## Text shown
Content starts

Interview with a shark scientist
Kate Rodda, Senior Research Scientist
Kate is employed at the South Australian Research and Development Institute (SARDI).
1. How long have you worked at your current place of employment?
2. Have you always been a shark biologist?
No, I started working on sharks during my PhD studies working on shark embryos. I then worked on abalone for 10 years. During these 10 years I did some work on white sharks. For the last 2 years I have been full time on sharks, skates and stingrays in Spencer Gulf, South Australia.
3. How did you become a shark biologist?
My PhD studies introduced me to the world of sharks, although I have been an active diver for many years and have always had an interest in marine animals, especially sharks. I gave my first official shark talk to a group of fellow school mates when I was 12 years old.
Image © Ken Hoppen Photography
4. Why did you become a shark biologist?
I always wanted to work with sharks in one way or another, I was always fascinated by their behaviours both in the wild and in captivity and wanted to help change public attitudes in order to conserve and protect the dwindling populations around the world.
5. What shark/s do you work with?
I work with white sharks, Port Jackson sharks and many other species that are found in the Spencer Gulf, SA.
6. What are you trying to find out about the sharks?
My study is examining general population parameters of these sharks, such as growth, movement, when they breed, how they breed, what they eat etc.
7. Have you ever been bitten by a shark?
I have been bitten by juvenile Port Jackson sharks, but they don't hurt much because they have grinding teeth, not sharp teeth. I wouldn't like to have my hand in an adults mouth though because they can crush bones!
8. What's the biggest shark you have ever seen?
The largest shark I have seen was a 5.3 m white shark (17 ft). She was caught a few years ago in Port Pirie and I helped dissect her.
Jeremy and I measuring
tagging a small Port Jackson shark
Image © Kate Rodda
9. Have you ever been diving in a shark cage?
Yes, I have been on white shark trips where we have tagged sharks with a variety of tags. This involved going into the cage and getting more information about the animals tagged. For instance, sometimes you can’t tell if it’s a male or female until you see it in the water. You can also get a good idea of distinguishing marks that the shark has from in the water.
10a. What's the best part about your job?
Observing live sharks swimming in their natural habitat and finding out new information about them.
10b. Worst part?
Although a necessary part of research, the actual dissections can be a negative. I would rather see the shark swimming around.

Content ends

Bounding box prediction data
Content starts

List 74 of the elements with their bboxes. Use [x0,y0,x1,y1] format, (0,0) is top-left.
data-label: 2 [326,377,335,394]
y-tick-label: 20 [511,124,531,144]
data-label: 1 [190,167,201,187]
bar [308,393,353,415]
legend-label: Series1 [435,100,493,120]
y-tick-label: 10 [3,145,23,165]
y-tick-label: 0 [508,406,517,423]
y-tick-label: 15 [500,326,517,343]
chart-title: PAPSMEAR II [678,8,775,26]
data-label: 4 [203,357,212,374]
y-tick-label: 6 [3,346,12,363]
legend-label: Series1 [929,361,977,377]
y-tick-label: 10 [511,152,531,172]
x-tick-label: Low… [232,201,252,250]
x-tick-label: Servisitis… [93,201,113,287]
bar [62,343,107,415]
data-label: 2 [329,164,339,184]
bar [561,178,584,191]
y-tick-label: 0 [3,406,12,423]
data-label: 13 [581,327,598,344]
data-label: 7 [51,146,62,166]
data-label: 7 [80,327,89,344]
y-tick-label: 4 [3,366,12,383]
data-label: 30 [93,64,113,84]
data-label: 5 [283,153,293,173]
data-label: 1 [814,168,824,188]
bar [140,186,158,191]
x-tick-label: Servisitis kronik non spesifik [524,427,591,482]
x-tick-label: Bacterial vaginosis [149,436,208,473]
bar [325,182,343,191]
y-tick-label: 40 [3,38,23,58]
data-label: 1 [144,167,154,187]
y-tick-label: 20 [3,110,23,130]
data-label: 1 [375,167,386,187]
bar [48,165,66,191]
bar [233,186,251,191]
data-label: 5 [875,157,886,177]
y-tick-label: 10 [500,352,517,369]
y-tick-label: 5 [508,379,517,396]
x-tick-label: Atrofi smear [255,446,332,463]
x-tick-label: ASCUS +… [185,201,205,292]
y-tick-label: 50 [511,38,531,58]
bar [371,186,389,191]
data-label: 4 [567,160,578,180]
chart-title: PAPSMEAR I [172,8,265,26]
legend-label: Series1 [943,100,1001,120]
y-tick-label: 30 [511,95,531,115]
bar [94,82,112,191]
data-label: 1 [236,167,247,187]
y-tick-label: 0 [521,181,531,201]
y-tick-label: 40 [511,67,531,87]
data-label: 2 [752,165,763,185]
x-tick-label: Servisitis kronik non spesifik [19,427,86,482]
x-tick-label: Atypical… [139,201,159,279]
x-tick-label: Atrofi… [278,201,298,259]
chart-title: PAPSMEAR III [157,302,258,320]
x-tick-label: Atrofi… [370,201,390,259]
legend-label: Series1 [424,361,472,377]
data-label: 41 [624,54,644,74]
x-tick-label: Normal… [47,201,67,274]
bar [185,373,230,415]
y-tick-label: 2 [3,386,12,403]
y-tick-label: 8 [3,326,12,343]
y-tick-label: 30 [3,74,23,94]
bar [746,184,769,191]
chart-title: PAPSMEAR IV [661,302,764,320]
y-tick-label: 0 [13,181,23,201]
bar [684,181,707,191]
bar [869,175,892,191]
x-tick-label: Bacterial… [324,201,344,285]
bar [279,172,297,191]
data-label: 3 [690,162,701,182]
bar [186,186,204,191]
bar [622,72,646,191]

Content ends

## Exercise description
In the interview with the shark scientist, what was the largest shark Kate Rodda has seen?

## Written answer
A 5.3 m (17 ft) white shark.